### Task description
Would you write out the listing verbatim and skip every picture in it?

### Dataset records
#####

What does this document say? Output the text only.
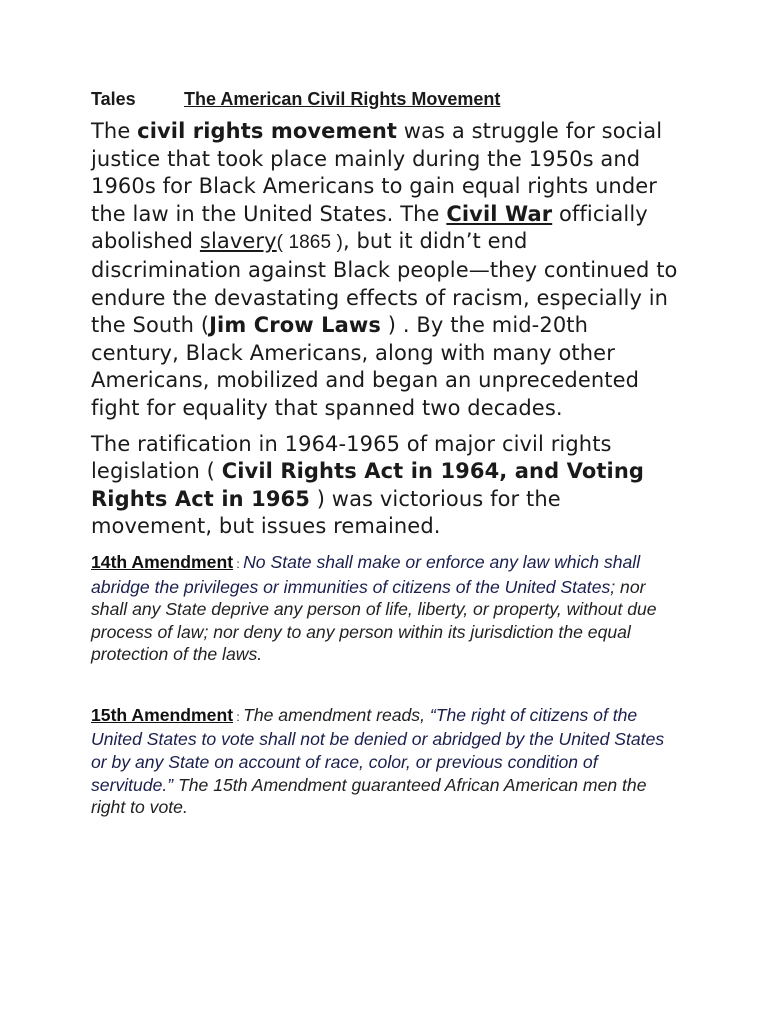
Tales	The American Civil Rights Movement

The civil rights movement was a struggle for social justice that took place mainly during the 1950s and 1960s for Black Americans to gain equal rights under the law in the United States. The Civil War officially abolished slavery( 1865 ), but it didn’t end discrimination against Black people—they continued to endure the devastating effects of racism, especially in the South (Jim Crow Laws ) . By the mid-20th century, Black Americans, along with many other Americans, mobilized and began an unprecedented fight for equality that spanned two decades.

The ratification in 1964-1965 of major civil rights legislation ( Civil Rights Act in 1964, and Voting Rights Act in 1965 ) was victorious for the movement, but issues remained.

14th Amendment : No State shall make or enforce any law which shall abridge the privileges or immunities of citizens of the United States; nor shall any State deprive any person of life, liberty, or property, without due process of law; nor deny to any person within its jurisdiction the equal protection of the laws.

15th Amendment : The amendment reads, “The right of citizens of the United States to vote shall not be denied or abridged by the United States or by any State on account of race, color, or previous condition of servitude.” The 15th Amendment guaranteed African American men the right to vote.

#####

### Answer for this exercise
What does this document say? Output the text only.
Tales	The American Civil Rights Movement

The civil rights movement was a struggle for social justice that took place mainly during the 1950s and 1960s for Black Americans to gain equal rights under the law in the United States. The Civil War officially abolished slavery( 1865 ), but it didn’t end discrimination against Black people—they continued to endure the devastating effects of racism, especially in the South (Jim Crow Laws ) . By the mid-20th century, Black Americans, along with many other Americans, mobilized and began an unprecedented fight for equality that spanned two decades.

The ratification in 1964-1965 of major civil rights legislation ( Civil Rights Act in 1964, and Voting Rights Act in 1965 ) was victorious for the movement, but issues remained.

14th Amendment : No State shall make or enforce any law which shall abridge the privileges or immunities of citizens of the United States; nor shall any State deprive any person of life, liberty, or property, without due process of law; nor deny to any person within its jurisdiction the equal protection of the laws.

15th Amendment : The amendment reads, “The right of citizens of the United States to vote shall not be denied or abridged by the United States or by any State on account of race, color, or previous condition of servitude.” The 15th Amendment guaranteed African American men the right to vote.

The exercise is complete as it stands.